### Exercise brief:
Copy out every line of the listing below, keeping each one character for character, and leave the pictures out of your copy.

### Exercise input:
= = =
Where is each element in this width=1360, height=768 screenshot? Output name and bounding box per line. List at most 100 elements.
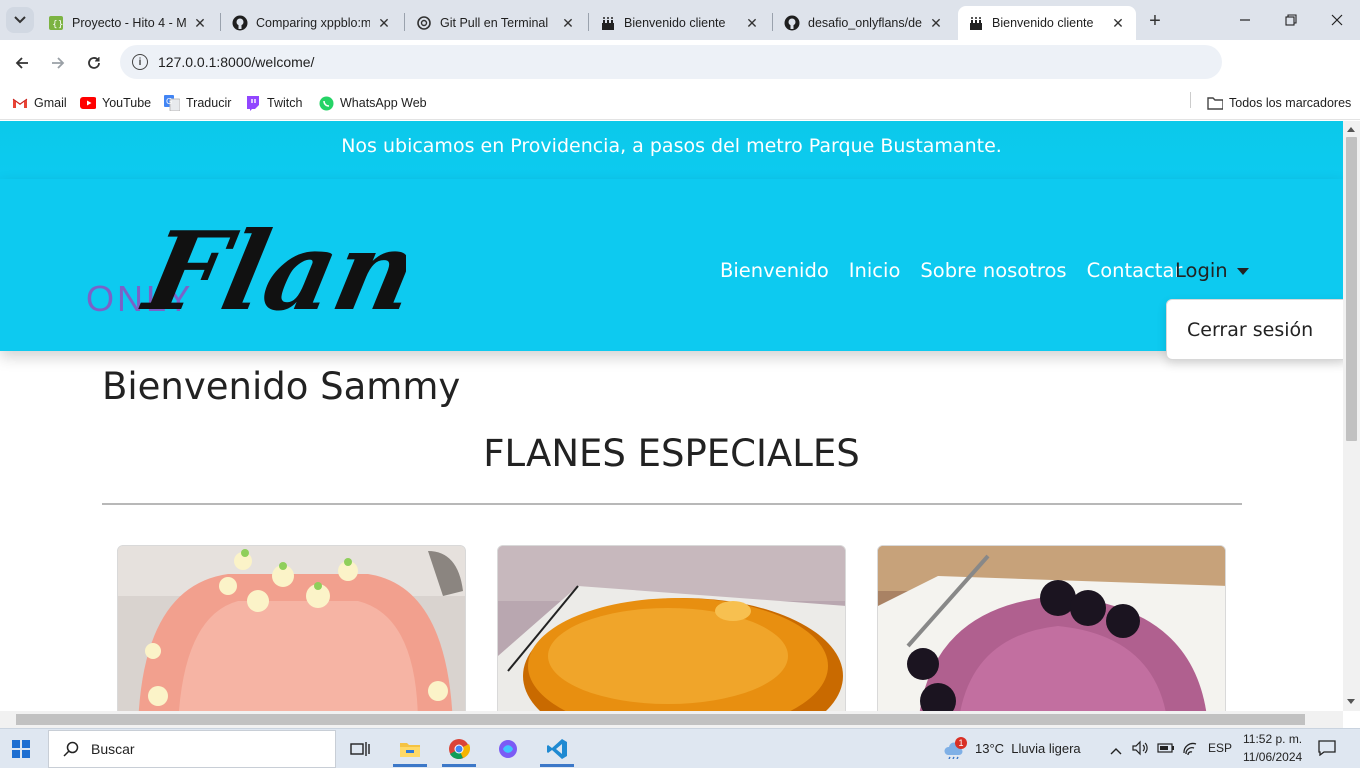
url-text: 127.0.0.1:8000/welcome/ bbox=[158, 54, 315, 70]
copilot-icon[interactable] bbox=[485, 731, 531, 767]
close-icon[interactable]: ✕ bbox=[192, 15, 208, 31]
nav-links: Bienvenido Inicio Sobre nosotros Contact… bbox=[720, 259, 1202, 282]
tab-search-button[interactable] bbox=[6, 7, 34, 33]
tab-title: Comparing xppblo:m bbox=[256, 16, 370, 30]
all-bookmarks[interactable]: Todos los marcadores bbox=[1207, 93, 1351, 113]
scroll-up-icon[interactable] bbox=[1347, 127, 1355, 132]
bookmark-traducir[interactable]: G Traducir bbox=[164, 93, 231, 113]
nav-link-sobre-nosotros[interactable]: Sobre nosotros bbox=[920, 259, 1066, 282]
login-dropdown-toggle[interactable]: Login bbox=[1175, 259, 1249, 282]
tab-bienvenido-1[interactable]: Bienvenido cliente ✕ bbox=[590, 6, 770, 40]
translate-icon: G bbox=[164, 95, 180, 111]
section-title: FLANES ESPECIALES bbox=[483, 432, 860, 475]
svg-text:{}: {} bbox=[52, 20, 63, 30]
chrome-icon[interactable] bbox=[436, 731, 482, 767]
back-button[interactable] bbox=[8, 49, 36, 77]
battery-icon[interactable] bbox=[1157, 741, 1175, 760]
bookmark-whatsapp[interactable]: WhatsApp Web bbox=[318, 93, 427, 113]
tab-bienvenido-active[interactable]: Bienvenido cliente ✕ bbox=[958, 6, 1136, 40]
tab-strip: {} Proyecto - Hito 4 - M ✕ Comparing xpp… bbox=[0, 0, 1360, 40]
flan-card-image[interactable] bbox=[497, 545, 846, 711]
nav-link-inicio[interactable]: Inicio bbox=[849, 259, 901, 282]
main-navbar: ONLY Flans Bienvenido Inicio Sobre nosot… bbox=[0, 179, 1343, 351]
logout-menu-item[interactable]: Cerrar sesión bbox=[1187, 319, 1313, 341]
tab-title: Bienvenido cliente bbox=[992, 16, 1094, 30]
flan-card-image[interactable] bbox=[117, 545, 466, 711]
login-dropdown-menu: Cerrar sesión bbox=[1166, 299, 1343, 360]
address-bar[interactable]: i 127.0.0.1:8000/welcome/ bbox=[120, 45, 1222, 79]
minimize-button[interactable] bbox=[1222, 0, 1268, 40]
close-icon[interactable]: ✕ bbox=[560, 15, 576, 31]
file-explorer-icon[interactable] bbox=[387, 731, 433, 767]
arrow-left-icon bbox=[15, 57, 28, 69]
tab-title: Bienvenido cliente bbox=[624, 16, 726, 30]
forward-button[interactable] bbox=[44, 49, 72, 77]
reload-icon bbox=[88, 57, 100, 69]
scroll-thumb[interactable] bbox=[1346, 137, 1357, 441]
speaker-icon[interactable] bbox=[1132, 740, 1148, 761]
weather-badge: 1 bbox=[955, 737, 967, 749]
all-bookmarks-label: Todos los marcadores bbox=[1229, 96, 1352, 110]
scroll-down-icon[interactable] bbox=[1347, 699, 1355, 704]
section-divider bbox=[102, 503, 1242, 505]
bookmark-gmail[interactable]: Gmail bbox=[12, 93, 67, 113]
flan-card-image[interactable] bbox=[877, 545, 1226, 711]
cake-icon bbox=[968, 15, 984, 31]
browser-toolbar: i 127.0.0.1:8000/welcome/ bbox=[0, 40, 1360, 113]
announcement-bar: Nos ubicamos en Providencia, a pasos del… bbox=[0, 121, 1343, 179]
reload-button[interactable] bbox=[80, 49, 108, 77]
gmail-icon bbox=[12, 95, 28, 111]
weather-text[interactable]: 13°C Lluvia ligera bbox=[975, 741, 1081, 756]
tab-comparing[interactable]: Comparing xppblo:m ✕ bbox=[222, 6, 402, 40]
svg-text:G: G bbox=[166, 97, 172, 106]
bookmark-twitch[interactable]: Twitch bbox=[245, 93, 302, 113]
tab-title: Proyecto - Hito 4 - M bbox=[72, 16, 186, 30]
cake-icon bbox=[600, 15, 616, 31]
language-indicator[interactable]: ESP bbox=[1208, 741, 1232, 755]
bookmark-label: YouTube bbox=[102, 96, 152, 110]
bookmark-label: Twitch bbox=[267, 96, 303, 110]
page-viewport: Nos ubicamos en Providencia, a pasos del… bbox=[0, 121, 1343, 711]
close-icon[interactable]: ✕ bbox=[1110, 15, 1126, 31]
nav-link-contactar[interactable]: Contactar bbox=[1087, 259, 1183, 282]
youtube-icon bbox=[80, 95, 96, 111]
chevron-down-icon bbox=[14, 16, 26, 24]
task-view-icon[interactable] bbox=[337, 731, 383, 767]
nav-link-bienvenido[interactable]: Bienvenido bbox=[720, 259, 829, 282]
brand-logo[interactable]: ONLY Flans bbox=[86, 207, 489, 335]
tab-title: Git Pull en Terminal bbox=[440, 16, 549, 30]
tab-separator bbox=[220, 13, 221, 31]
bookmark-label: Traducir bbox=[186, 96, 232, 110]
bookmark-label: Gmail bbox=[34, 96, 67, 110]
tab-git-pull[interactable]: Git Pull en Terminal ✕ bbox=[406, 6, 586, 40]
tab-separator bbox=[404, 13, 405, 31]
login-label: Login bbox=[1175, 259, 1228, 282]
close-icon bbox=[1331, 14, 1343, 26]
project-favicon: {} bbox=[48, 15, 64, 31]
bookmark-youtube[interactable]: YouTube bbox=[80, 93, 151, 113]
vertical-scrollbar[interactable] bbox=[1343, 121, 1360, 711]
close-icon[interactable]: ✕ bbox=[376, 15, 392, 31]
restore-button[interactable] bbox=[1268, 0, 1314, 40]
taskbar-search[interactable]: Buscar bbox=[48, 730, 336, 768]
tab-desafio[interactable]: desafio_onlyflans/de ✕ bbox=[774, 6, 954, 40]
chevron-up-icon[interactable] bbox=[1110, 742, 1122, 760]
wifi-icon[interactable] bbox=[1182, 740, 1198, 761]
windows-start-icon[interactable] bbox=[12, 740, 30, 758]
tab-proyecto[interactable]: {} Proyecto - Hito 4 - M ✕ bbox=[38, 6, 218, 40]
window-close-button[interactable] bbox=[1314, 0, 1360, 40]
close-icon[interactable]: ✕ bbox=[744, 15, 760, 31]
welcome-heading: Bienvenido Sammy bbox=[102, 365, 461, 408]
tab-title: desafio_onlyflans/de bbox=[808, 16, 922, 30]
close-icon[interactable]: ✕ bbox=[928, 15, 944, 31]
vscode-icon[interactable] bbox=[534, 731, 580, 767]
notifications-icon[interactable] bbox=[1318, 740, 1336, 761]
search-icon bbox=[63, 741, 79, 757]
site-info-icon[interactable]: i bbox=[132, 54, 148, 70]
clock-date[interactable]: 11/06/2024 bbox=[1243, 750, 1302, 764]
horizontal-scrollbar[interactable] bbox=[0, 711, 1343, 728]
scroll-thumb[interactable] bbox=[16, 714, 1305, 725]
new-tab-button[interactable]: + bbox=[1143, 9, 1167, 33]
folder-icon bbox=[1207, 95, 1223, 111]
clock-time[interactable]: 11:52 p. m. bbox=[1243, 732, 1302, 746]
= = =
### Task output:
Where is each element in this width=1360, height=768 screenshot? Output name and bounding box per line. List at most 100 elements.
url-text: 127.0.0.1:8000/welcome/ bbox=[158, 54, 315, 70]
copilot-icon[interactable] bbox=[485, 731, 531, 767]
close-icon[interactable]: ✕ bbox=[192, 15, 208, 31]
nav-links: Bienvenido Inicio Sobre nosotros Contact… bbox=[720, 259, 1202, 282]
tab-search-button[interactable] bbox=[6, 7, 34, 33]
tab-title: Comparing xppblo:m bbox=[256, 16, 370, 30]
all-bookmarks[interactable]: Todos los marcadores bbox=[1207, 93, 1351, 113]
scroll-up-icon[interactable] bbox=[1347, 127, 1355, 132]
bookmark-traducir[interactable]: G Traducir bbox=[164, 93, 231, 113]
nav-link-sobre-nosotros[interactable]: Sobre nosotros bbox=[920, 259, 1066, 282]
login-dropdown-toggle[interactable]: Login bbox=[1175, 259, 1249, 282]
tab-bienvenido-1[interactable]: Bienvenido cliente ✕ bbox=[590, 6, 770, 40]
translate-icon: G bbox=[164, 95, 180, 111]
section-title: FLANES ESPECIALES bbox=[483, 432, 860, 475]
svg-text:{}: {} bbox=[52, 20, 63, 30]
chrome-icon[interactable] bbox=[436, 731, 482, 767]
back-button[interactable] bbox=[8, 49, 36, 77]
battery-icon[interactable] bbox=[1157, 741, 1175, 760]
bookmark-whatsapp[interactable]: WhatsApp Web bbox=[318, 93, 427, 113]
tab-bienvenido-active[interactable]: Bienvenido cliente ✕ bbox=[958, 6, 1136, 40]
tab-strip: {} Proyecto - Hito 4 - M ✕ Comparing xpp… bbox=[0, 0, 1360, 40]
flan-card-image[interactable] bbox=[497, 545, 846, 711]
nav-link-inicio[interactable]: Inicio bbox=[849, 259, 901, 282]
main-navbar: ONLY Flans Bienvenido Inicio Sobre nosot… bbox=[0, 179, 1343, 351]
logout-menu-item[interactable]: Cerrar sesión bbox=[1187, 319, 1313, 341]
tab-title: Bienvenido cliente bbox=[992, 16, 1094, 30]
flan-card-image[interactable] bbox=[117, 545, 466, 711]
login-dropdown-menu: Cerrar sesión bbox=[1166, 299, 1343, 360]
address-bar[interactable]: i 127.0.0.1:8000/welcome/ bbox=[120, 45, 1222, 79]
minimize-button[interactable] bbox=[1222, 0, 1268, 40]
close-icon[interactable]: ✕ bbox=[560, 15, 576, 31]
file-explorer-icon[interactable] bbox=[387, 731, 433, 767]
arrow-left-icon bbox=[15, 57, 28, 69]
tab-title: Bienvenido cliente bbox=[624, 16, 726, 30]
forward-button[interactable] bbox=[44, 49, 72, 77]
reload-icon bbox=[88, 57, 100, 69]
scroll-thumb[interactable] bbox=[1346, 137, 1357, 441]
speaker-icon[interactable] bbox=[1132, 740, 1148, 761]
weather-badge: 1 bbox=[955, 737, 967, 749]
all-bookmarks-label: Todos los marcadores bbox=[1229, 96, 1352, 110]
scroll-down-icon[interactable] bbox=[1347, 699, 1355, 704]
section-divider bbox=[102, 503, 1242, 505]
bookmark-gmail[interactable]: Gmail bbox=[12, 93, 67, 113]
flan-card-image[interactable] bbox=[877, 545, 1226, 711]
cake-icon bbox=[968, 15, 984, 31]
browser-toolbar: i 127.0.0.1:8000/welcome/ bbox=[0, 40, 1360, 113]
announcement-bar: Nos ubicamos en Providencia, a pasos del… bbox=[0, 121, 1343, 179]
reload-button[interactable] bbox=[80, 49, 108, 77]
gmail-icon bbox=[12, 95, 28, 111]
weather-text[interactable]: 13°C Lluvia ligera bbox=[975, 741, 1081, 756]
tab-comparing[interactable]: Comparing xppblo:m ✕ bbox=[222, 6, 402, 40]
svg-text:G: G bbox=[166, 97, 172, 106]
bookmark-twitch[interactable]: Twitch bbox=[245, 93, 302, 113]
tab-title: Proyecto - Hito 4 - M bbox=[72, 16, 186, 30]
cake-icon bbox=[600, 15, 616, 31]
language-indicator[interactable]: ESP bbox=[1208, 741, 1232, 755]
bookmark-label: YouTube bbox=[102, 96, 152, 110]
bookmark-label: Twitch bbox=[267, 96, 303, 110]
page-viewport: Nos ubicamos en Providencia, a pasos del… bbox=[0, 121, 1343, 711]
close-icon[interactable]: ✕ bbox=[1110, 15, 1126, 31]
nav-link-contactar[interactable]: Contactar bbox=[1087, 259, 1183, 282]
youtube-icon bbox=[80, 95, 96, 111]
chevron-down-icon bbox=[14, 16, 26, 24]
task-view-icon[interactable] bbox=[337, 731, 383, 767]
nav-link-bienvenido[interactable]: Bienvenido bbox=[720, 259, 829, 282]
brand-logo[interactable]: ONLY Flans bbox=[86, 207, 489, 335]
tab-title: Git Pull en Terminal bbox=[440, 16, 549, 30]
tab-separator bbox=[220, 13, 221, 31]
bookmark-label: Traducir bbox=[186, 96, 232, 110]
bookmark-label: Gmail bbox=[34, 96, 67, 110]
tab-git-pull[interactable]: Git Pull en Terminal ✕ bbox=[406, 6, 586, 40]
tab-separator bbox=[404, 13, 405, 31]
login-label: Login bbox=[1175, 259, 1228, 282]
close-icon bbox=[1331, 14, 1343, 26]
project-favicon: {} bbox=[48, 15, 64, 31]
bookmark-youtube[interactable]: YouTube bbox=[80, 93, 151, 113]
vertical-scrollbar[interactable] bbox=[1343, 121, 1360, 711]
close-icon[interactable]: ✕ bbox=[376, 15, 392, 31]
restore-button[interactable] bbox=[1268, 0, 1314, 40]
taskbar-search[interactable]: Buscar bbox=[48, 730, 336, 768]
tab-desafio[interactable]: desafio_onlyflans/de ✕ bbox=[774, 6, 954, 40]
chevron-up-icon[interactable] bbox=[1110, 742, 1122, 760]
wifi-icon[interactable] bbox=[1182, 740, 1198, 761]
windows-start-icon[interactable] bbox=[12, 740, 30, 758]
tab-proyecto[interactable]: {} Proyecto - Hito 4 - M ✕ bbox=[38, 6, 218, 40]
window-close-button[interactable] bbox=[1314, 0, 1360, 40]
close-icon[interactable]: ✕ bbox=[744, 15, 760, 31]
welcome-heading: Bienvenido Sammy bbox=[102, 365, 461, 408]
tab-title: desafio_onlyflans/de bbox=[808, 16, 922, 30]
close-icon[interactable]: ✕ bbox=[928, 15, 944, 31]
vscode-icon[interactable] bbox=[534, 731, 580, 767]
notifications-icon[interactable] bbox=[1318, 740, 1336, 761]
search-icon bbox=[63, 741, 79, 757]
site-info-icon[interactable]: i bbox=[132, 54, 148, 70]
clock-date[interactable]: 11/06/2024 bbox=[1243, 750, 1302, 764]
horizontal-scrollbar[interactable] bbox=[0, 711, 1343, 728]
scroll-thumb[interactable] bbox=[16, 714, 1305, 725]
new-tab-button[interactable]: + bbox=[1143, 9, 1167, 33]
folder-icon bbox=[1207, 95, 1223, 111]
clock-time[interactable]: 11:52 p. m. bbox=[1243, 732, 1302, 746]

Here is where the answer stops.